▶ **Text content records for pages**
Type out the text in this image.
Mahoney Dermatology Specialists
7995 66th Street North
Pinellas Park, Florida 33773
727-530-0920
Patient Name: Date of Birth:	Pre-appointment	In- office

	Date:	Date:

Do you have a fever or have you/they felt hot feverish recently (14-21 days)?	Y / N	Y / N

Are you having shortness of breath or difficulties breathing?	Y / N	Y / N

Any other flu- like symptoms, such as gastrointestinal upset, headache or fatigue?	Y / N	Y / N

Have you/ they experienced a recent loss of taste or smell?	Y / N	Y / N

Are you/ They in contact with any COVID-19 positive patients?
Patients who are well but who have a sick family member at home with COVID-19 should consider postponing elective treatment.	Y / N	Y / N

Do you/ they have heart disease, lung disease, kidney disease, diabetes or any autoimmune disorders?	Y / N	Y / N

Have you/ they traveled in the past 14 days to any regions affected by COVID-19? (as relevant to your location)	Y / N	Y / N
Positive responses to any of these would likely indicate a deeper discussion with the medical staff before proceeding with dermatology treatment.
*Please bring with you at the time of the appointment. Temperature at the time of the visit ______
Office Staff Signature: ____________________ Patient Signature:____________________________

▶ **ASSIGNMENT**
Using the entries, return every line where the word "treatment" can be found.

▶ **YOUR SOLUTION**
Patients who are well but who have a sick family member at home with COVID-19 should consider postponing elective treatment.	Y / N	Y / N
Positive responses to any of these would likely indicate a deeper discussion with the medical staff before proceeding with dermatology treatment.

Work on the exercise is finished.